(GIVEN TASK)
Collect every line in the records below that contains the word "Avalere".
---------- PROVIDED MATERIAL
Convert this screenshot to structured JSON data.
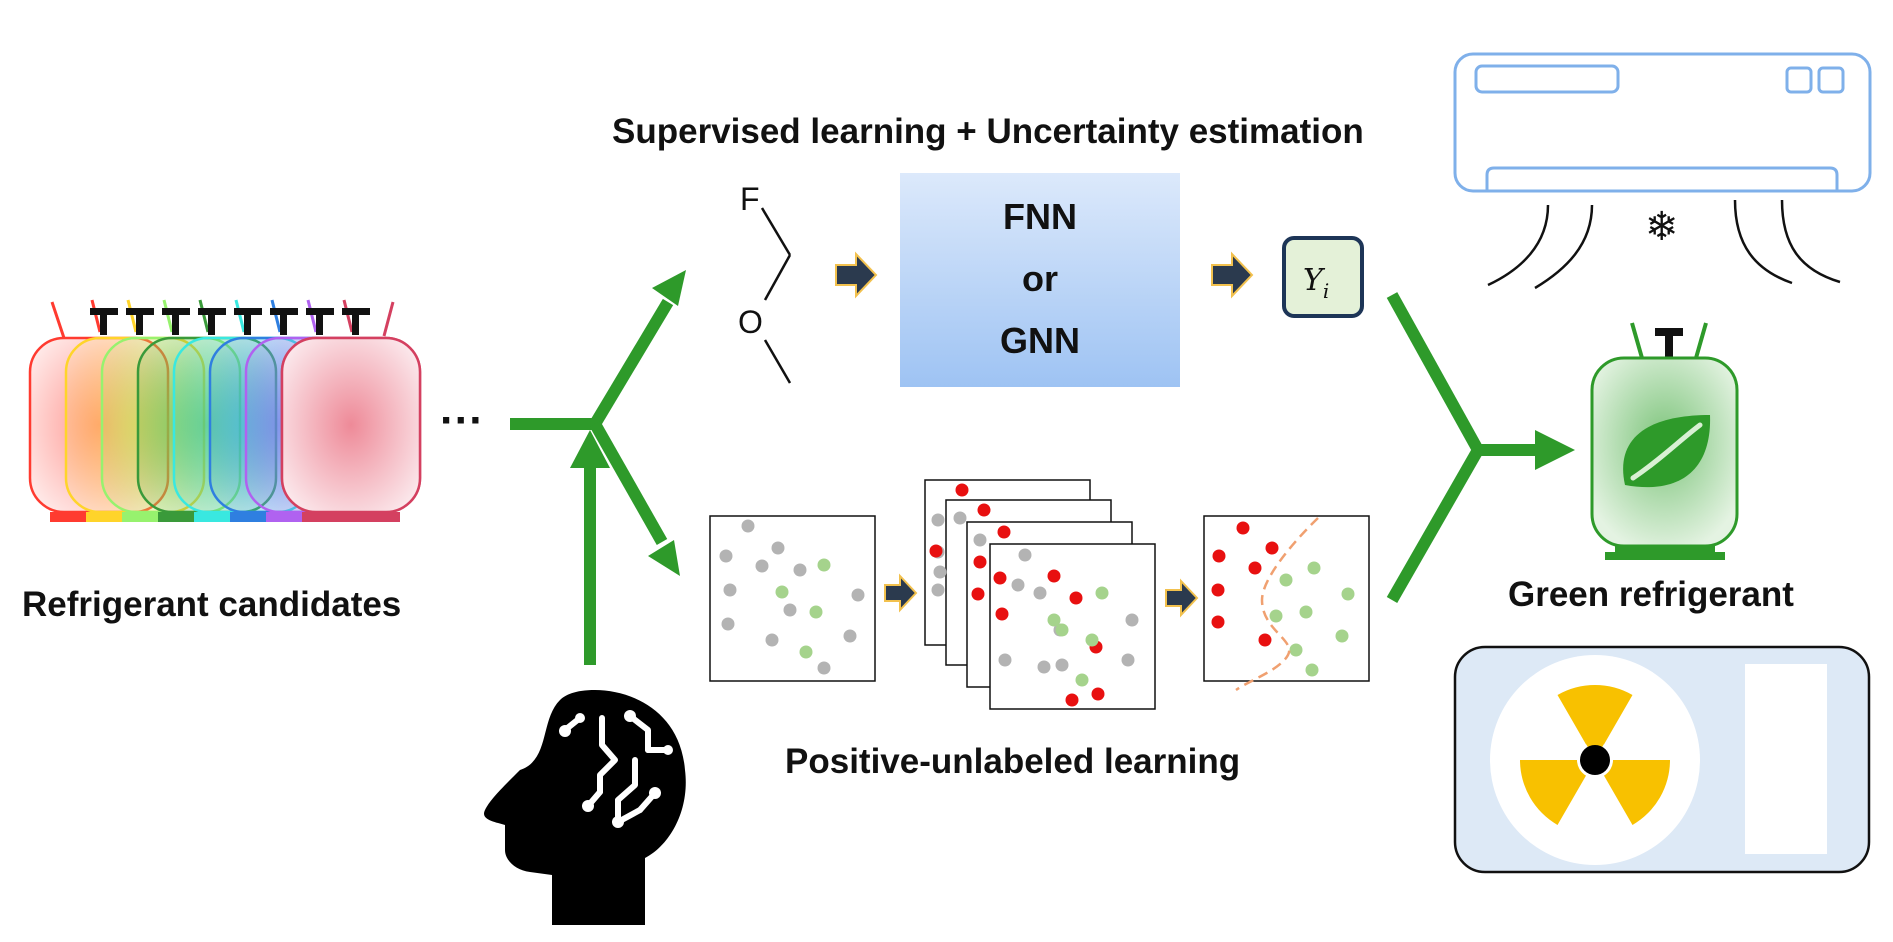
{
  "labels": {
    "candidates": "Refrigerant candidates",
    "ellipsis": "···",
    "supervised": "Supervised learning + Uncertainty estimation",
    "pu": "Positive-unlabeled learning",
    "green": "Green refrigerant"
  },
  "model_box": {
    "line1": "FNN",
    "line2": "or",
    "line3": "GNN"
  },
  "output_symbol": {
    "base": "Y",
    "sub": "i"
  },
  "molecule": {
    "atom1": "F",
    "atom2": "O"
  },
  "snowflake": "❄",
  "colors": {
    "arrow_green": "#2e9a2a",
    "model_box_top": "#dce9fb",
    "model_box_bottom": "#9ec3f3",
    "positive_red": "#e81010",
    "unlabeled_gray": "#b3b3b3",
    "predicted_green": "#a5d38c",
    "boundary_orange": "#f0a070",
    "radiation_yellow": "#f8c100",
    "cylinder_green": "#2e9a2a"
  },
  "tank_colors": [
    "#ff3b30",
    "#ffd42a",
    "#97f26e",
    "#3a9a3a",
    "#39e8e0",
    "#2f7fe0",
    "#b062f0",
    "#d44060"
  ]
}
--------------------
---------- PROVIDED MATERIAL
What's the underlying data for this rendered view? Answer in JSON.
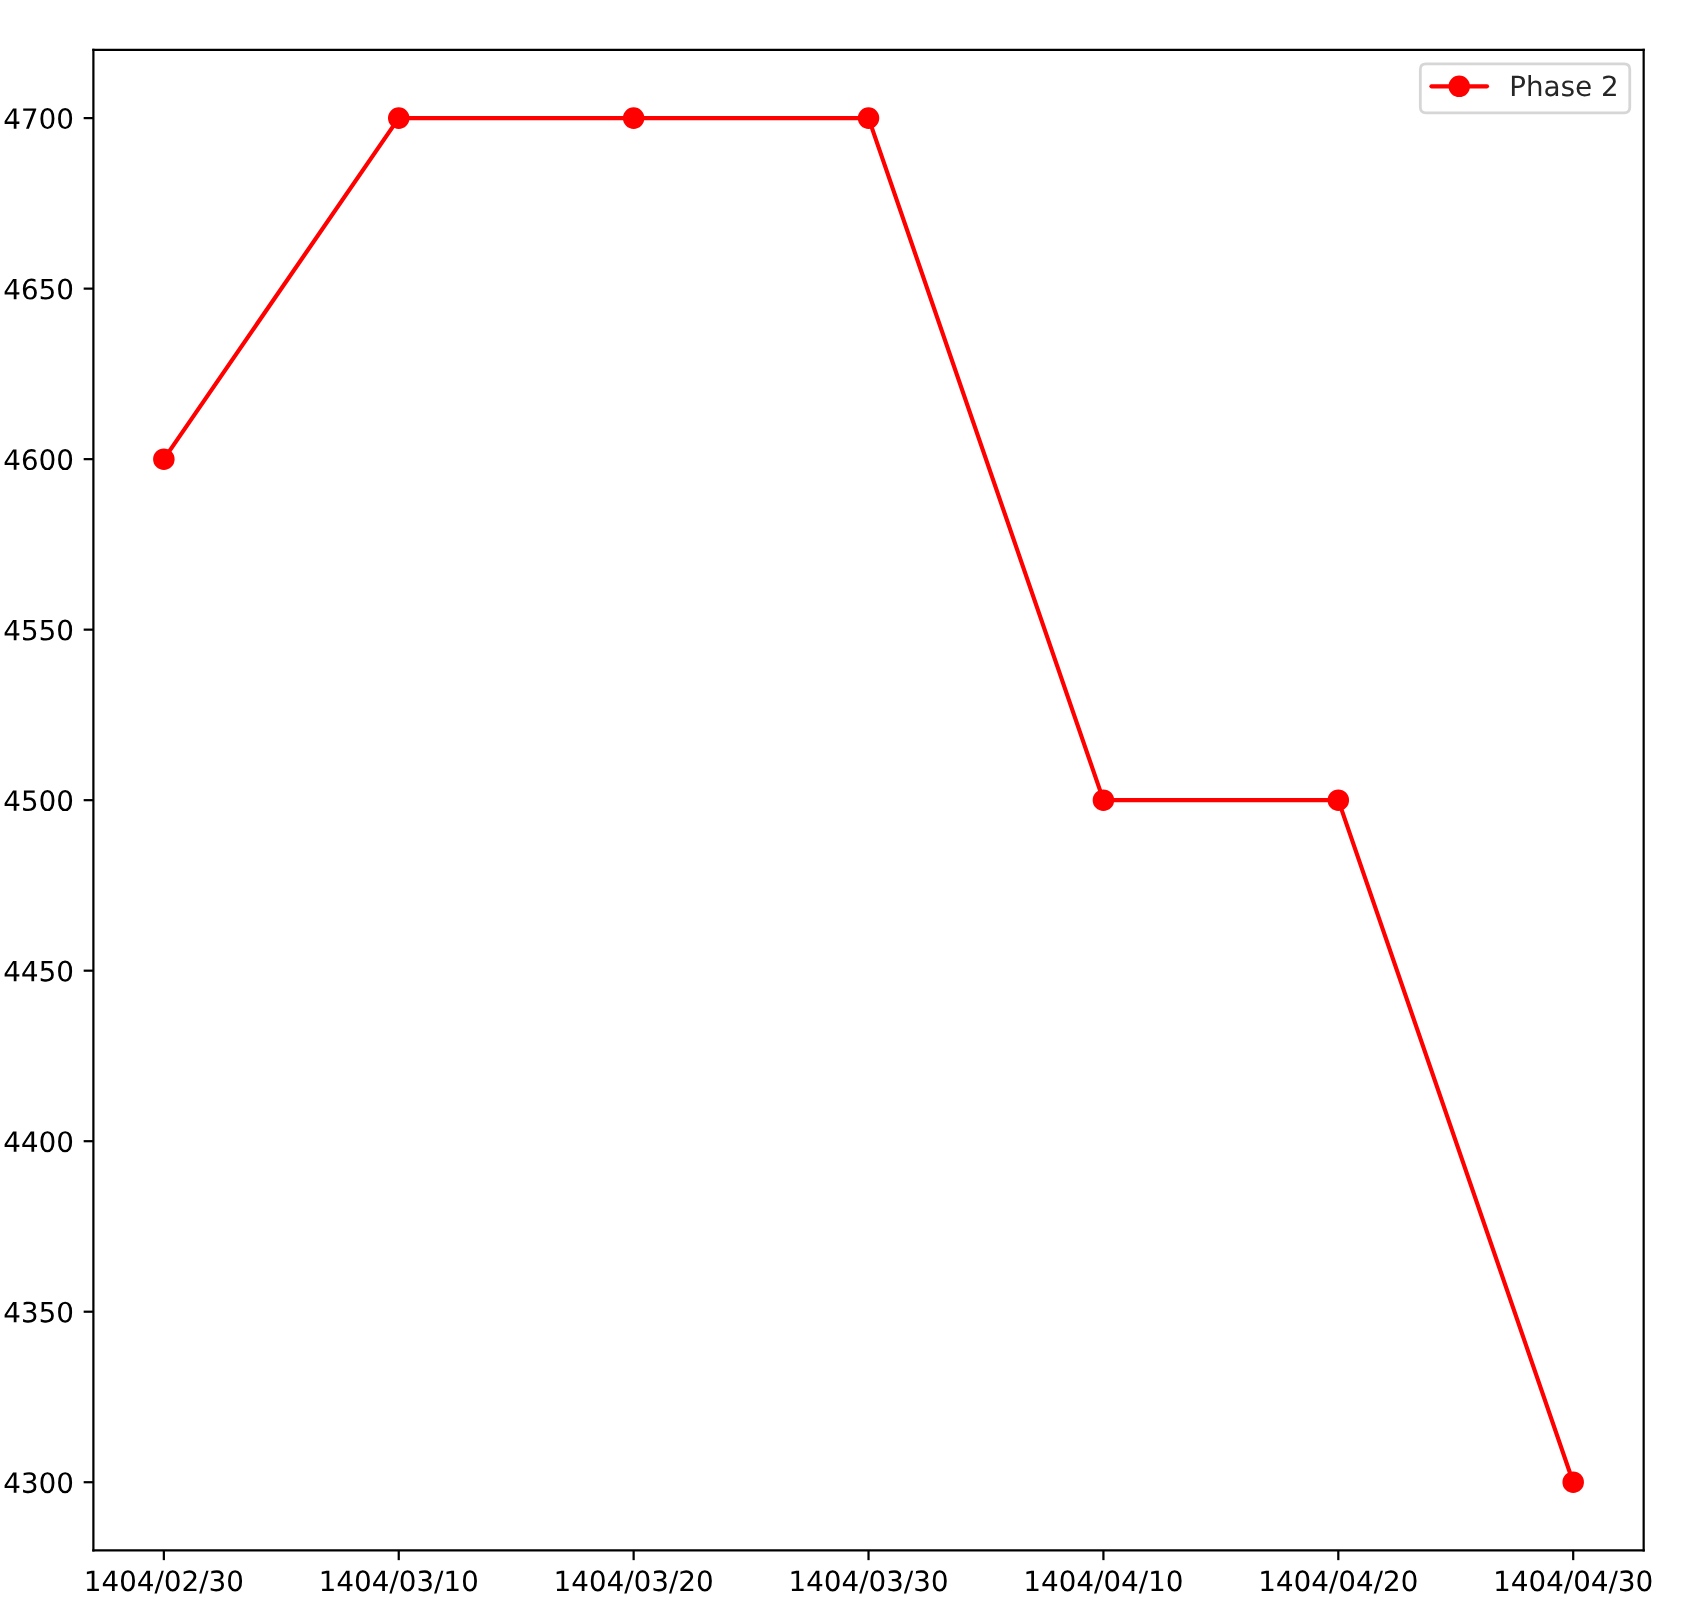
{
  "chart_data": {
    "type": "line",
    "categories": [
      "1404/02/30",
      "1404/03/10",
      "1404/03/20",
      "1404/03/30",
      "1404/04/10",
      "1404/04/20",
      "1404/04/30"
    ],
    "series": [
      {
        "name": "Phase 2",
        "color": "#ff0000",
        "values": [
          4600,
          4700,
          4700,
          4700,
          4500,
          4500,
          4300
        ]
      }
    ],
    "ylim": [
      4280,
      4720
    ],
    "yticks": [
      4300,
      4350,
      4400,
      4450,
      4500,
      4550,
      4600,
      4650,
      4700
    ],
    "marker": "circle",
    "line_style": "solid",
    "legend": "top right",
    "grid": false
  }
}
--------------------
---------- PROVIDED MATERIAL
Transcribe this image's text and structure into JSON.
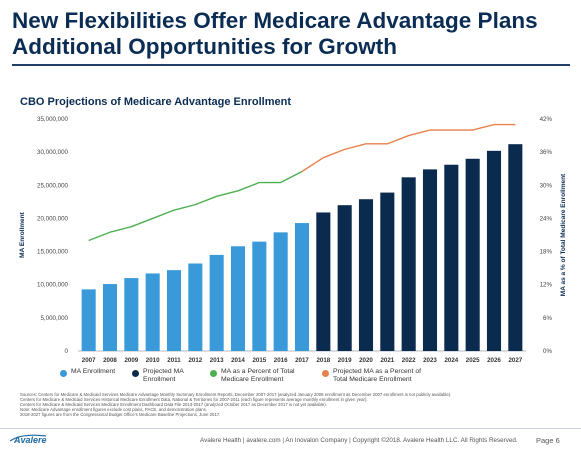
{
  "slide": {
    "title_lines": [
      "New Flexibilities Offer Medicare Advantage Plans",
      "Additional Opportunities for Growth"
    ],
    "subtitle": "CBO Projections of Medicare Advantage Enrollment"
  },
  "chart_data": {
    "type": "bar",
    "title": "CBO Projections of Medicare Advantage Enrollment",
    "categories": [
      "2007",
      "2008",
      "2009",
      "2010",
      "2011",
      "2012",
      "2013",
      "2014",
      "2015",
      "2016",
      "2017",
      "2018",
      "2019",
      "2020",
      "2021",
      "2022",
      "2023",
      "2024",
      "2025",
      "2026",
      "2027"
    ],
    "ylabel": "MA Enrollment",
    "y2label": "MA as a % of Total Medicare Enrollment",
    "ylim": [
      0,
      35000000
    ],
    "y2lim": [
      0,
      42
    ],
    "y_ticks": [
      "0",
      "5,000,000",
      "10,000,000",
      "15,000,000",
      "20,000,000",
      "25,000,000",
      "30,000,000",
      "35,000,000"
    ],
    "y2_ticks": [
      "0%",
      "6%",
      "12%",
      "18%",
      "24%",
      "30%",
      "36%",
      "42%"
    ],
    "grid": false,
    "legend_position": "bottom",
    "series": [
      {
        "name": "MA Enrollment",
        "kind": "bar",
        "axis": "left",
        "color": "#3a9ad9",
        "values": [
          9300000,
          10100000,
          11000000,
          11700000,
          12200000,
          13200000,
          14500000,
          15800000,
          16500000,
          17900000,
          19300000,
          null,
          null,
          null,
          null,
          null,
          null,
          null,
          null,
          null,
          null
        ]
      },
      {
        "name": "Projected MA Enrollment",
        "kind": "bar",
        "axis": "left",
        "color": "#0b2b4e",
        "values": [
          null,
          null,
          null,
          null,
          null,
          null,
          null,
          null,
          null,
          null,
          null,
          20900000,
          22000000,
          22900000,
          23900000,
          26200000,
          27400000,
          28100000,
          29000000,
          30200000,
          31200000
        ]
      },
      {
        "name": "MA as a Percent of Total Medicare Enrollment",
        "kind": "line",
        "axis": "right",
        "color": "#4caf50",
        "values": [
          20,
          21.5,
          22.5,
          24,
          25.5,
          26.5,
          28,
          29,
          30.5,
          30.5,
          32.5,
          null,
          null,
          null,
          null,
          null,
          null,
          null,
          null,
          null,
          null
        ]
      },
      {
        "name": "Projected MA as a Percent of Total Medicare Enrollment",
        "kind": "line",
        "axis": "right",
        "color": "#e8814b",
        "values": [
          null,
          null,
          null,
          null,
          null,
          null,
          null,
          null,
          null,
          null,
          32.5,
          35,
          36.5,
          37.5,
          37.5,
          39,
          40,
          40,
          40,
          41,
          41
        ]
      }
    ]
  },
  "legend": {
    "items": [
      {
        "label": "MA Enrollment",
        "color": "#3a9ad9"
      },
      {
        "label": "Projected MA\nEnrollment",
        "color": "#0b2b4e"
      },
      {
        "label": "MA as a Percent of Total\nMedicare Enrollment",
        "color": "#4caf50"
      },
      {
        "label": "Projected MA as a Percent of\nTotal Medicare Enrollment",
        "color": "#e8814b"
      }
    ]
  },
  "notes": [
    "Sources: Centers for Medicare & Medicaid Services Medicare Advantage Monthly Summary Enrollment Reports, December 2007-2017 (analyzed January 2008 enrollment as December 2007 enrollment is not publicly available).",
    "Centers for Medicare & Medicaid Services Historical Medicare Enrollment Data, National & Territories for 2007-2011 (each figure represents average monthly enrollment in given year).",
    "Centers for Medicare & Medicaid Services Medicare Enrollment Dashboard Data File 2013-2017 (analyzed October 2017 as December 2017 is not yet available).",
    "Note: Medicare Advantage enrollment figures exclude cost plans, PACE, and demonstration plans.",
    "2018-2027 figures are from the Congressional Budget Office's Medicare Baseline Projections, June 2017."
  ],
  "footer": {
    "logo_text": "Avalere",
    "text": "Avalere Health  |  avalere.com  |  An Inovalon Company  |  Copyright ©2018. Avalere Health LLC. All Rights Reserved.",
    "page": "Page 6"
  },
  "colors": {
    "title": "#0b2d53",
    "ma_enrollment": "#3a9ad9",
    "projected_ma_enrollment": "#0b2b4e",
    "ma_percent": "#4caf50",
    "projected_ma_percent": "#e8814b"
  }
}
--------------------
(REPLY TO THE EXERCISE)
    "logo_text": "Avalere",
    "text": "Avalere Health  |  avalere.com  |  An Inovalon Company  |  Copyright ©2018. Avalere Health LLC. All Rights Reserved.",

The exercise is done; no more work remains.